[Figure record listings]
------------------------------------------------------------

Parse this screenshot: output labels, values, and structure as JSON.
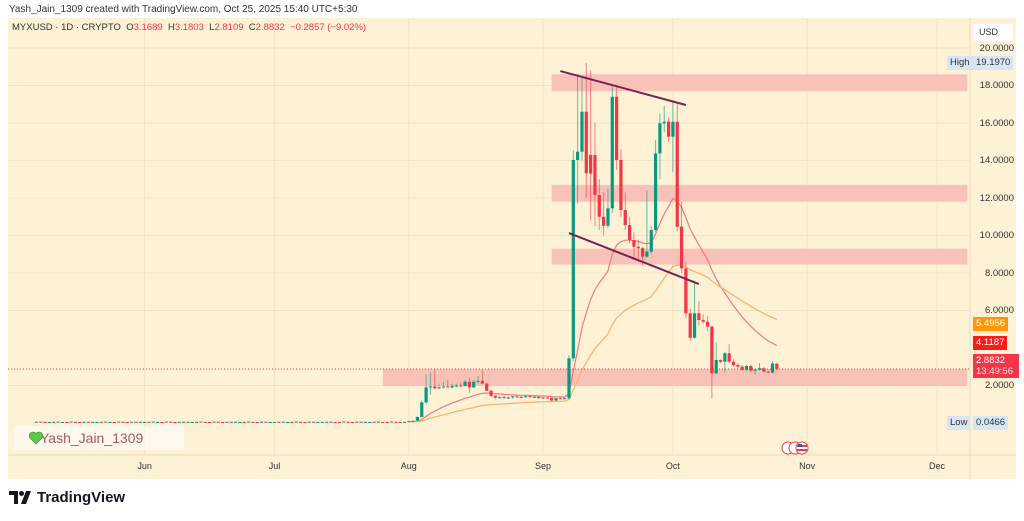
{
  "attribution": "Yash_Jain_1309 created with TradingView.com, Oct 25, 2025 15:40 UTC+5:30",
  "legend": {
    "symbol": "MYXUSD · 1D · CRYPTO",
    "open_label": "O",
    "open": "3.1689",
    "high_label": "H",
    "high": "3.1803",
    "low_label": "L",
    "low": "2.8109",
    "close_label": "C",
    "close": "2.8832",
    "change": "−0.2857 (−9.02%)"
  },
  "currency": "USD",
  "price_scale": {
    "ticks": [
      "20.0000",
      "18.0000",
      "16.0000",
      "14.0000",
      "12.0000",
      "10.0000",
      "8.0000",
      "6.0000",
      "2.0000"
    ],
    "high_label": "High",
    "high_value": "19.1970",
    "low_label": "Low",
    "low_value": "0.0466",
    "ma_slow_value": "5.4956",
    "ma_fast_value": "4.1187",
    "last_price": "2.8832",
    "countdown": "13:49:56"
  },
  "time_axis": [
    "Jun",
    "Jul",
    "Aug",
    "Sep",
    "Oct",
    "Nov",
    "Dec"
  ],
  "watermark": "Yash_Jain_1309",
  "brand": "TradingView",
  "colors": {
    "up": "#089981",
    "down": "#f23645",
    "zone": "#f7bdb5",
    "trendline": "#7e1f54",
    "ma_fast": "#f7787c",
    "ma_slow": "#ffb060",
    "background": "#fdf1d6"
  },
  "chart_data": {
    "type": "candlestick",
    "title": "MYXUSD · 1D · CRYPTO",
    "ylabel": "USD",
    "ylim": [
      0,
      20.6
    ],
    "x_range": [
      "2025-05-01",
      "2025-12-08"
    ],
    "pre_period": {
      "start": "2025-05-07",
      "end": "2025-07-31",
      "level": 0.06
    },
    "candles_start": "2025-08-01",
    "candles_ohlc": [
      [
        0.09,
        0.1,
        0.08,
        0.1
      ],
      [
        0.1,
        0.13,
        0.09,
        0.12
      ],
      [
        0.12,
        0.35,
        0.11,
        0.32
      ],
      [
        0.32,
        1.2,
        0.3,
        1.1
      ],
      [
        1.1,
        2.6,
        1.0,
        1.9
      ],
      [
        1.9,
        2.7,
        1.5,
        1.95
      ],
      [
        1.95,
        2.8,
        1.8,
        1.85
      ],
      [
        1.85,
        2.1,
        1.8,
        1.9
      ],
      [
        1.9,
        2.2,
        1.85,
        1.95
      ],
      [
        1.95,
        2.3,
        1.9,
        1.9
      ],
      [
        1.9,
        2.1,
        1.85,
        1.98
      ],
      [
        1.98,
        2.1,
        1.9,
        2.0
      ],
      [
        2.0,
        2.15,
        1.95,
        1.97
      ],
      [
        1.97,
        2.3,
        1.95,
        2.2
      ],
      [
        2.2,
        2.4,
        1.6,
        1.9
      ],
      [
        1.9,
        2.3,
        1.85,
        2.2
      ],
      [
        2.2,
        2.5,
        2.1,
        2.25
      ],
      [
        2.25,
        2.8,
        2.1,
        2.1
      ],
      [
        2.1,
        2.15,
        1.7,
        1.72
      ],
      [
        1.72,
        1.8,
        1.4,
        1.45
      ],
      [
        1.45,
        1.5,
        1.3,
        1.35
      ],
      [
        1.35,
        1.42,
        1.3,
        1.38
      ],
      [
        1.38,
        1.45,
        1.3,
        1.33
      ],
      [
        1.33,
        1.4,
        1.28,
        1.36
      ],
      [
        1.36,
        1.45,
        1.3,
        1.42
      ],
      [
        1.42,
        1.48,
        1.35,
        1.38
      ],
      [
        1.38,
        1.44,
        1.32,
        1.4
      ],
      [
        1.4,
        1.5,
        1.36,
        1.43
      ],
      [
        1.43,
        1.47,
        1.35,
        1.38
      ],
      [
        1.38,
        1.44,
        1.33,
        1.4
      ],
      [
        1.4,
        1.45,
        1.3,
        1.33
      ],
      [
        1.33,
        1.38,
        1.28,
        1.36
      ],
      [
        1.36,
        1.4,
        1.3,
        1.34
      ],
      [
        1.34,
        1.37,
        1.15,
        1.2
      ],
      [
        1.2,
        1.34,
        1.18,
        1.32
      ],
      [
        1.32,
        1.4,
        1.28,
        1.3
      ],
      [
        1.3,
        1.38,
        1.25,
        1.32
      ],
      [
        1.32,
        3.6,
        1.25,
        3.45
      ],
      [
        3.45,
        14.56,
        3.3,
        14.03
      ],
      [
        14.03,
        18.6,
        11.7,
        14.47
      ],
      [
        14.47,
        18.4,
        14.0,
        16.6
      ],
      [
        16.6,
        19.197,
        12.0,
        13.32
      ],
      [
        14.3,
        18.8,
        10.8,
        13.3
      ],
      [
        14.29,
        16.0,
        10.5,
        12.16
      ],
      [
        12.16,
        13.0,
        10.3,
        11.0
      ],
      [
        11.0,
        12.3,
        10.0,
        10.52
      ],
      [
        10.52,
        12.5,
        10.4,
        11.45
      ],
      [
        11.45,
        17.95,
        11.2,
        17.4
      ],
      [
        17.4,
        17.9,
        13.5,
        14.03
      ],
      [
        14.03,
        14.6,
        11.0,
        11.36
      ],
      [
        11.36,
        12.3,
        10.3,
        10.56
      ],
      [
        10.56,
        11.0,
        9.6,
        9.76
      ],
      [
        9.76,
        10.2,
        8.8,
        9.4
      ],
      [
        9.4,
        9.8,
        8.6,
        9.32
      ],
      [
        9.32,
        9.4,
        8.4,
        8.87
      ],
      [
        8.87,
        12.4,
        8.8,
        9.14
      ],
      [
        9.14,
        10.5,
        9.0,
        10.29
      ],
      [
        10.29,
        15.1,
        10.2,
        14.38
      ],
      [
        14.38,
        16.5,
        13.0,
        15.98
      ],
      [
        15.98,
        16.9,
        15.5,
        16.07
      ],
      [
        16.07,
        16.3,
        15.0,
        15.27
      ],
      [
        15.27,
        17.2,
        13.4,
        16.07
      ],
      [
        16.07,
        17.1,
        10.2,
        10.47
      ],
      [
        10.47,
        11.8,
        8.0,
        8.25
      ],
      [
        8.25,
        8.6,
        5.6,
        5.85
      ],
      [
        5.85,
        6.1,
        4.4,
        4.55
      ],
      [
        4.55,
        7.6,
        4.5,
        5.85
      ],
      [
        5.85,
        6.5,
        5.2,
        5.49
      ],
      [
        5.49,
        5.8,
        5.3,
        5.4
      ],
      [
        5.4,
        5.7,
        4.9,
        5.14
      ],
      [
        5.14,
        5.2,
        1.3,
        2.65
      ],
      [
        2.65,
        4.3,
        2.6,
        3.36
      ],
      [
        3.36,
        3.4,
        3.2,
        3.27
      ],
      [
        3.27,
        3.8,
        2.7,
        3.72
      ],
      [
        3.72,
        4.2,
        3.2,
        3.27
      ],
      [
        3.27,
        3.4,
        3.0,
        3.09
      ],
      [
        3.09,
        3.2,
        2.9,
        3.0
      ],
      [
        3.0,
        3.1,
        2.8,
        2.83
      ],
      [
        2.83,
        3.1,
        2.75,
        3.04
      ],
      [
        3.04,
        3.1,
        2.7,
        2.79
      ],
      [
        2.79,
        2.9,
        2.6,
        2.84
      ],
      [
        2.84,
        3.2,
        2.8,
        2.92
      ],
      [
        2.92,
        3.0,
        2.7,
        2.74
      ],
      [
        2.74,
        2.8,
        2.65,
        2.69
      ],
      [
        2.69,
        3.3,
        2.65,
        3.17
      ],
      [
        3.1689,
        3.1803,
        2.8109,
        2.8832
      ]
    ],
    "zones": [
      {
        "from": "2025-09-03",
        "to": "2025-12-08",
        "low": 17.7,
        "high": 18.6
      },
      {
        "from": "2025-09-03",
        "to": "2025-12-08",
        "low": 11.8,
        "high": 12.7
      },
      {
        "from": "2025-09-03",
        "to": "2025-12-08",
        "low": 8.45,
        "high": 9.3
      },
      {
        "from": "2025-07-26",
        "to": "2025-12-08",
        "low": 1.97,
        "high": 2.88
      }
    ],
    "trendlines": [
      {
        "from": [
          "2025-09-05",
          18.77
        ],
        "to": [
          "2025-10-04",
          16.96
        ]
      },
      {
        "from": [
          "2025-09-07",
          10.13
        ],
        "to": [
          "2025-10-07",
          7.41
        ]
      }
    ],
    "moving_averages": [
      {
        "name": "fast",
        "last": 4.1187
      },
      {
        "name": "slow",
        "last": 5.4956
      }
    ]
  }
}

------------------------------------------------------------

** STATED EXERCISE **
Copy every line of the listing containing the string "CRYPTO".

** EXERCISE ANSWER **
    "symbol": "MYXUSD · 1D · CRYPTO",
    "title": "MYXUSD · 1D · CRYPTO",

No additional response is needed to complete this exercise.